■ **AIM OF THE EXERCISE**
Count every line where "Upper" occurs. Give the total alone.

Collected data entries
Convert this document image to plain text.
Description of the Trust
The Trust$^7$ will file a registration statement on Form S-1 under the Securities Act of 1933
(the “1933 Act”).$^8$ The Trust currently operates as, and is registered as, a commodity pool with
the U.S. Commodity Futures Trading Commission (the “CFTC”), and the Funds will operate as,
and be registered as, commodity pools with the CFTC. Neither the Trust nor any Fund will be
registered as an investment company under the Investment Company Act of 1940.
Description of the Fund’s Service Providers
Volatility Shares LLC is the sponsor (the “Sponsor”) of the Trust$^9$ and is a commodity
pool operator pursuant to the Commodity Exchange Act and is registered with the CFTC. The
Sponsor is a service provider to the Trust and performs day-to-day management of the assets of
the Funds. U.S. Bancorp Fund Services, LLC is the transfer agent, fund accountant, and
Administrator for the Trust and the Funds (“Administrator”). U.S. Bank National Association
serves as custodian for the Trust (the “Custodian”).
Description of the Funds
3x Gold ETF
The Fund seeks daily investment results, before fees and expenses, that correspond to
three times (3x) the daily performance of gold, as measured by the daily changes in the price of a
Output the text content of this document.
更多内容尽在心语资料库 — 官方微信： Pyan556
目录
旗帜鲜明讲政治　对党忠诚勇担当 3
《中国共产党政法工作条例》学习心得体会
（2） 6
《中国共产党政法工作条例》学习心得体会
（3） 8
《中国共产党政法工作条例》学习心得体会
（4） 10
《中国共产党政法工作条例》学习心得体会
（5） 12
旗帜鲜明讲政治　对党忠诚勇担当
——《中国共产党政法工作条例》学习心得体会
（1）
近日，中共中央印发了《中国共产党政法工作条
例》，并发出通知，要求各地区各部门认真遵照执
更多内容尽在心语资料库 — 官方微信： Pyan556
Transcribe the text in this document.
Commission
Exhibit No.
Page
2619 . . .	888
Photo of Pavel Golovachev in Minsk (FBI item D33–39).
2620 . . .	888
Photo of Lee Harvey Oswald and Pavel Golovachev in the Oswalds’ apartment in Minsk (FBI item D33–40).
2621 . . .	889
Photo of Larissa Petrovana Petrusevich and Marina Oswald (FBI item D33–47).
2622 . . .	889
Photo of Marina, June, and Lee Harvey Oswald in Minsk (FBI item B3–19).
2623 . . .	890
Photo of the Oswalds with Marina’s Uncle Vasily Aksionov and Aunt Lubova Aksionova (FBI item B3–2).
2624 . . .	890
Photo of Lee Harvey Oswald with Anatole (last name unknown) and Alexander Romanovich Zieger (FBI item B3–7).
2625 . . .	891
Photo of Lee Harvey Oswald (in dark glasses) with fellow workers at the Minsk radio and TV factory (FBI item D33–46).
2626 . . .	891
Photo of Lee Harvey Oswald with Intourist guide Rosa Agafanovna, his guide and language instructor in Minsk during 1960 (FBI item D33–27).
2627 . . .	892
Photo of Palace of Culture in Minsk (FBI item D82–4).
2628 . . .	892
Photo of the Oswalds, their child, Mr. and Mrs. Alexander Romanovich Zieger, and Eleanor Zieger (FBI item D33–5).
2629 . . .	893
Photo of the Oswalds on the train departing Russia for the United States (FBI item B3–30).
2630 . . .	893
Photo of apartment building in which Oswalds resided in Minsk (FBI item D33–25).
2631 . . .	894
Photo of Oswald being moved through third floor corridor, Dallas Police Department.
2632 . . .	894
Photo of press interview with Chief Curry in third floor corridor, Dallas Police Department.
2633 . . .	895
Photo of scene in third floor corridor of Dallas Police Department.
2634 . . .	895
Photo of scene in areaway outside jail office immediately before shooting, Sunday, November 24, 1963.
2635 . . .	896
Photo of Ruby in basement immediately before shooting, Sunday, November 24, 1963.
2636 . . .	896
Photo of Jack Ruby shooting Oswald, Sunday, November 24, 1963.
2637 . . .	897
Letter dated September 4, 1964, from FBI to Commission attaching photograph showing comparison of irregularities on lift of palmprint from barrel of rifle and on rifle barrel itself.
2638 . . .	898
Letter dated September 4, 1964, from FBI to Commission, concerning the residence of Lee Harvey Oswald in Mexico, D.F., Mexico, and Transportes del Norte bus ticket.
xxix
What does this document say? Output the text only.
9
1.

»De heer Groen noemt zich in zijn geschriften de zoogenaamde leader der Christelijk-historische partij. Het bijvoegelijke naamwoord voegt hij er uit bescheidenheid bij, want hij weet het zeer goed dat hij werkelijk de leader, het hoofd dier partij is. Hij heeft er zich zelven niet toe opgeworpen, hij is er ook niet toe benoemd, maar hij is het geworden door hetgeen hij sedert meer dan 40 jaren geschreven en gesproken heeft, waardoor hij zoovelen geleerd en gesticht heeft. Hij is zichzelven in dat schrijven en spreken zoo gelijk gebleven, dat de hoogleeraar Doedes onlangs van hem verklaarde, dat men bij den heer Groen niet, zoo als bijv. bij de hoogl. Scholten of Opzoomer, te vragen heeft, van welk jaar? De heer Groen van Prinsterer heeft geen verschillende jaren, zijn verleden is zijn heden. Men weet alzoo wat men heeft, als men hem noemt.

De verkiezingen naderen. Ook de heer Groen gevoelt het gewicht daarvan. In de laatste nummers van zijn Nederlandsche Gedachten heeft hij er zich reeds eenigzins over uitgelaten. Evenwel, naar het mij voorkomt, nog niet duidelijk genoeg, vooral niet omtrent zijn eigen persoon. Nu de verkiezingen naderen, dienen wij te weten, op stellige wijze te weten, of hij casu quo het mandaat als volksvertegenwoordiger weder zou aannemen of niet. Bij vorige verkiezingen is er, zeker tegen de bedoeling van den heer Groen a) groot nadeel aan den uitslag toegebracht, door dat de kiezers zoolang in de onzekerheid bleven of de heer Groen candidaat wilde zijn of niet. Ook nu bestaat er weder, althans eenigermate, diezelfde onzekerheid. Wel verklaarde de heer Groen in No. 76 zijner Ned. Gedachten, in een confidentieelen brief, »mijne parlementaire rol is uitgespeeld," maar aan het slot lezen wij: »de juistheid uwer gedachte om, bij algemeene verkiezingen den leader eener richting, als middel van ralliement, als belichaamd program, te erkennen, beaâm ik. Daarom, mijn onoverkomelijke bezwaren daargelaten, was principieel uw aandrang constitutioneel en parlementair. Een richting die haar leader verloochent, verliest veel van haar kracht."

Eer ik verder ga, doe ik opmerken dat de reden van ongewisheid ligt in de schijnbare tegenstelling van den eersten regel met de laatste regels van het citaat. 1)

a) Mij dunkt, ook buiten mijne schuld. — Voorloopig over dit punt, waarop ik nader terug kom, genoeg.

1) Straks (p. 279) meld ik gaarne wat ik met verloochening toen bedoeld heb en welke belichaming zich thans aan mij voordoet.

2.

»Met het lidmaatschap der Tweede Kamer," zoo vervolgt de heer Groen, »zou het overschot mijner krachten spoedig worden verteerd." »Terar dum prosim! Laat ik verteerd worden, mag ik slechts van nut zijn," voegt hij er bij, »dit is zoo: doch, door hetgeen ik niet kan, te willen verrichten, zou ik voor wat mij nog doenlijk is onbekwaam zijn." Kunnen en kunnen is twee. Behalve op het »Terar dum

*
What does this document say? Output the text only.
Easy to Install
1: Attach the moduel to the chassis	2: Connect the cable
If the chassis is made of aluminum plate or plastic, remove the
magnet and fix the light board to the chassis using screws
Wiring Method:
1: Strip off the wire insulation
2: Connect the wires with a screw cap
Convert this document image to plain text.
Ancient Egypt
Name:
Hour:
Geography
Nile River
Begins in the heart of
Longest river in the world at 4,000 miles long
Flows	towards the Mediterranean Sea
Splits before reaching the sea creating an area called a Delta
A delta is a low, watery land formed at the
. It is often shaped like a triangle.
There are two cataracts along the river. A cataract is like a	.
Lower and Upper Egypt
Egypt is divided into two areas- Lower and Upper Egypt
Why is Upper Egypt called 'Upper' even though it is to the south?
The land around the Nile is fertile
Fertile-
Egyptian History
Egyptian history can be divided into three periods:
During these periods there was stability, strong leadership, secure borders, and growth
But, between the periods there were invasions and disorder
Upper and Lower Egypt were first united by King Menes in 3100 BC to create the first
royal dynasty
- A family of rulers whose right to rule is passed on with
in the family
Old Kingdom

■ **COMPLETED TASK**
4